- Figure dataset records -
■ ■ ■ ■

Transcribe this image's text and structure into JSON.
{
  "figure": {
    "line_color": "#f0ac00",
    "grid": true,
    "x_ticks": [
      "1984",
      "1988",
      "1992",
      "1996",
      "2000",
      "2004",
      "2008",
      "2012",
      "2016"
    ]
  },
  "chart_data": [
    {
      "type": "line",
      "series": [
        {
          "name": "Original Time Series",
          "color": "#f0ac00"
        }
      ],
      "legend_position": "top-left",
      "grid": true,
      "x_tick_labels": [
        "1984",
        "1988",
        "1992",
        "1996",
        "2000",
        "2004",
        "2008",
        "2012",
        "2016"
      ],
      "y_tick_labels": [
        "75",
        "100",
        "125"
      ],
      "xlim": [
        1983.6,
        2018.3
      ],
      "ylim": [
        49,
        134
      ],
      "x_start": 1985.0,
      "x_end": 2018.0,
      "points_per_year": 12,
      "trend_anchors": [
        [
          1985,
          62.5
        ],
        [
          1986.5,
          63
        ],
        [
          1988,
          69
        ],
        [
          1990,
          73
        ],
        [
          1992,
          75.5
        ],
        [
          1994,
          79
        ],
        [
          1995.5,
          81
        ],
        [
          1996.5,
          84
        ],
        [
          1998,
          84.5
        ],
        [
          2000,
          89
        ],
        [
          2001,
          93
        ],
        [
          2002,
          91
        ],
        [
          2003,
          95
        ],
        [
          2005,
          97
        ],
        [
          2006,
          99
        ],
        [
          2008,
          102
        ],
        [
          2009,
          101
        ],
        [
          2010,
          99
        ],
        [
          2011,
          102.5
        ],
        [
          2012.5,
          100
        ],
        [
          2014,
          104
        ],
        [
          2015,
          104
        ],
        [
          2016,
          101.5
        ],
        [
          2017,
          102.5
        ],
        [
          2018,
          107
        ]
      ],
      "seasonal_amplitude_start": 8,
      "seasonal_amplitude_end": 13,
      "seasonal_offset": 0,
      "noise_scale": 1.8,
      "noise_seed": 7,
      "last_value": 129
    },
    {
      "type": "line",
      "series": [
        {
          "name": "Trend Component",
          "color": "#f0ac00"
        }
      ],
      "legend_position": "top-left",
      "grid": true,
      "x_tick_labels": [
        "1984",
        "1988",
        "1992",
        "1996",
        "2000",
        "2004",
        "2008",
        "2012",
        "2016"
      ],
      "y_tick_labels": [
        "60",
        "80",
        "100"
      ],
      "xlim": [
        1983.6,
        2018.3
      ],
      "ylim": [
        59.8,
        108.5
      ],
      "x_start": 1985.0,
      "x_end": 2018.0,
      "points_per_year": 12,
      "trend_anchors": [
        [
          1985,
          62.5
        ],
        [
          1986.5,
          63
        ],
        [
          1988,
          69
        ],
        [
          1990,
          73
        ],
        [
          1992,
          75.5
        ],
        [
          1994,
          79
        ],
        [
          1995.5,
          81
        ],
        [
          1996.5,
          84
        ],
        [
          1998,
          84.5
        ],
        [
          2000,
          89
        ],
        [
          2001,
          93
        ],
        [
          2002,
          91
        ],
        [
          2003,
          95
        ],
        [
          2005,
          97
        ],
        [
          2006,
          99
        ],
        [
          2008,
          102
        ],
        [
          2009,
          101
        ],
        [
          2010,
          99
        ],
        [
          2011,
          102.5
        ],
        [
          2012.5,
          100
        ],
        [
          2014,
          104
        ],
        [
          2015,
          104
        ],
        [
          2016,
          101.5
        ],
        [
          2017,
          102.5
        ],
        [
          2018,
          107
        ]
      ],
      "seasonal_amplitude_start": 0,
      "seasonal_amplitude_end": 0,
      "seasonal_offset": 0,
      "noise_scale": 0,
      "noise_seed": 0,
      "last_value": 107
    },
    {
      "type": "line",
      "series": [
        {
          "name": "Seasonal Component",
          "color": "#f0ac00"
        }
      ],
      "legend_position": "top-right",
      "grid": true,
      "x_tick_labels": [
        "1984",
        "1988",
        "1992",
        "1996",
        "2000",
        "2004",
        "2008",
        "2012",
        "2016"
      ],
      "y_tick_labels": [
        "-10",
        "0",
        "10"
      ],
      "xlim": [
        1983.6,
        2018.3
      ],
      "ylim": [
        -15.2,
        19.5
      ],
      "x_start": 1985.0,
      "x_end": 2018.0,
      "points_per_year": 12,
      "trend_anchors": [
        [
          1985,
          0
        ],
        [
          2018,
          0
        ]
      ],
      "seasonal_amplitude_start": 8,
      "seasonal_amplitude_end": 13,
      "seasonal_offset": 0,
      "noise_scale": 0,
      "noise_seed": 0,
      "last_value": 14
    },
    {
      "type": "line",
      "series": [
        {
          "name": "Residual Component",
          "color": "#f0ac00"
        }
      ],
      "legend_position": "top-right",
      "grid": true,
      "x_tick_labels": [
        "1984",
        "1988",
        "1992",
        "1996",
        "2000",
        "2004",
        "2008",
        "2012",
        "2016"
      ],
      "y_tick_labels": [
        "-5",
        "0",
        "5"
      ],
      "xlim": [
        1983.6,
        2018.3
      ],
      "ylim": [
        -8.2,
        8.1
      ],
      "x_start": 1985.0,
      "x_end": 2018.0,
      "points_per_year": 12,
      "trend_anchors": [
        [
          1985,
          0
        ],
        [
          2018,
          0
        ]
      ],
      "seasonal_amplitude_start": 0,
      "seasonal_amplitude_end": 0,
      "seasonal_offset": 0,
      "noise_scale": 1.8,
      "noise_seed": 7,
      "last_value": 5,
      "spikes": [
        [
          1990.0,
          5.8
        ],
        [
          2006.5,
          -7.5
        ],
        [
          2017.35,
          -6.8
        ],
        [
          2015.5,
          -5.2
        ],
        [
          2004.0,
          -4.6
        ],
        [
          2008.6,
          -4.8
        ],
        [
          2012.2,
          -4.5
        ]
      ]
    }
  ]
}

■ ■ ■ ■

- Stated goal -
All entries shown above should be printed again exactly.

- The completed task -
Transcribe this image's text and structure into JSON.
{
  "figure": {
    "line_color": "#f0ac00",
    "grid": true,
    "x_ticks": [
      "1984",
      "1988",
      "1992",
      "1996",
      "2000",
      "2004",
      "2008",
      "2012",
      "2016"
    ]
  },
  "chart_data": [
    {
      "type": "line",
      "series": [
        {
          "name": "Original Time Series",
          "color": "#f0ac00"
        }
      ],
      "legend_position": "top-left",
      "grid": true,
      "x_tick_labels": [
        "1984",
        "1988",
        "1992",
        "1996",
        "2000",
        "2004",
        "2008",
        "2012",
        "2016"
      ],
      "y_tick_labels": [
        "75",
        "100",
        "125"
      ],
      "xlim": [
        1983.6,
        2018.3
      ],
      "ylim": [
        49,
        134
      ],
      "x_start": 1985.0,
      "x_end": 2018.0,
      "points_per_year": 12,
      "trend_anchors": [
        [
          1985,
          62.5
        ],
        [
          1986.5,
          63
        ],
        [
          1988,
          69
        ],
        [
          1990,
          73
        ],
        [
          1992,
          75.5
        ],
        [
          1994,
          79
        ],
        [
          1995.5,
          81
        ],
        [
          1996.5,
          84
        ],
        [
          1998,
          84.5
        ],
        [
          2000,
          89
        ],
        [
          2001,
          93
        ],
        [
          2002,
          91
        ],
        [
          2003,
          95
        ],
        [
          2005,
          97
        ],
        [
          2006,
          99
        ],
        [
          2008,
          102
        ],
        [
          2009,
          101
        ],
        [
          2010,
          99
        ],
        [
          2011,
          102.5
        ],
        [
          2012.5,
          100
        ],
        [
          2014,
          104
        ],
        [
          2015,
          104
        ],
        [
          2016,
          101.5
        ],
        [
          2017,
          102.5
        ],
        [
          2018,
          107
        ]
      ],
      "seasonal_amplitude_start": 8,
      "seasonal_amplitude_end": 13,
      "seasonal_offset": 0,
      "noise_scale": 1.8,
      "noise_seed": 7,
      "last_value": 129
    },
    {
      "type": "line",
      "series": [
        {
          "name": "Trend Component",
          "color": "#f0ac00"
        }
      ],
      "legend_position": "top-left",
      "grid": true,
      "x_tick_labels": [
        "1984",
        "1988",
        "1992",
        "1996",
        "2000",
        "2004",
        "2008",
        "2012",
        "2016"
      ],
      "y_tick_labels": [
        "60",
        "80",
        "100"
      ],
      "xlim": [
        1983.6,
        2018.3
      ],
      "ylim": [
        59.8,
        108.5
      ],
      "x_start": 1985.0,
      "x_end": 2018.0,
      "points_per_year": 12,
      "trend_anchors": [
        [
          1985,
          62.5
        ],
        [
          1986.5,
          63
        ],
        [
          1988,
          69
        ],
        [
          1990,
          73
        ],
        [
          1992,
          75.5
        ],
        [
          1994,
          79
        ],
        [
          1995.5,
          81
        ],
        [
          1996.5,
          84
        ],
        [
          1998,
          84.5
        ],
        [
          2000,
          89
        ],
        [
          2001,
          93
        ],
        [
          2002,
          91
        ],
        [
          2003,
          95
        ],
        [
          2005,
          97
        ],
        [
          2006,
          99
        ],
        [
          2008,
          102
        ],
        [
          2009,
          101
        ],
        [
          2010,
          99
        ],
        [
          2011,
          102.5
        ],
        [
          2012.5,
          100
        ],
        [
          2014,
          104
        ],
        [
          2015,
          104
        ],
        [
          2016,
          101.5
        ],
        [
          2017,
          102.5
        ],
        [
          2018,
          107
        ]
      ],
      "seasonal_amplitude_start": 0,
      "seasonal_amplitude_end": 0,
      "seasonal_offset": 0,
      "noise_scale": 0,
      "noise_seed": 0,
      "last_value": 107
    },
    {
      "type": "line",
      "series": [
        {
          "name": "Seasonal Component",
          "color": "#f0ac00"
        }
      ],
      "legend_position": "top-right",
      "grid": true,
      "x_tick_labels": [
        "1984",
        "1988",
        "1992",
        "1996",
        "2000",
        "2004",
        "2008",
        "2012",
        "2016"
      ],
      "y_tick_labels": [
        "-10",
        "0",
        "10"
      ],
      "xlim": [
        1983.6,
        2018.3
      ],
      "ylim": [
        -15.2,
        19.5
      ],
      "x_start": 1985.0,
      "x_end": 2018.0,
      "points_per_year": 12,
      "trend_anchors": [
        [
          1985,
          0
        ],
        [
          2018,
          0
        ]
      ],
      "seasonal_amplitude_start": 8,
      "seasonal_amplitude_end": 13,
      "seasonal_offset": 0,
      "noise_scale": 0,
      "noise_seed": 0,
      "last_value": 14
    },
    {
      "type": "line",
      "series": [
        {
          "name": "Residual Component",
          "color": "#f0ac00"
        }
      ],
      "legend_position": "top-right",
      "grid": true,
      "x_tick_labels": [
        "1984",
        "1988",
        "1992",
        "1996",
        "2000",
        "2004",
        "2008",
        "2012",
        "2016"
      ],
      "y_tick_labels": [
        "-5",
        "0",
        "5"
      ],
      "xlim": [
        1983.6,
        2018.3
      ],
      "ylim": [
        -8.2,
        8.1
      ],
      "x_start": 1985.0,
      "x_end": 2018.0,
      "points_per_year": 12,
      "trend_anchors": [
        [
          1985,
          0
        ],
        [
          2018,
          0
        ]
      ],
      "seasonal_amplitude_start": 0,
      "seasonal_amplitude_end": 0,
      "seasonal_offset": 0,
      "noise_scale": 1.8,
      "noise_seed": 7,
      "last_value": 5,
      "spikes": [
        [
          1990.0,
          5.8
        ],
        [
          2006.5,
          -7.5
        ],
        [
          2017.35,
          -6.8
        ],
        [
          2015.5,
          -5.2
        ],
        [
          2004.0,
          -4.6
        ],
        [
          2008.6,
          -4.8
        ],
        [
          2012.2,
          -4.5
        ]
      ]
    }
  ]
}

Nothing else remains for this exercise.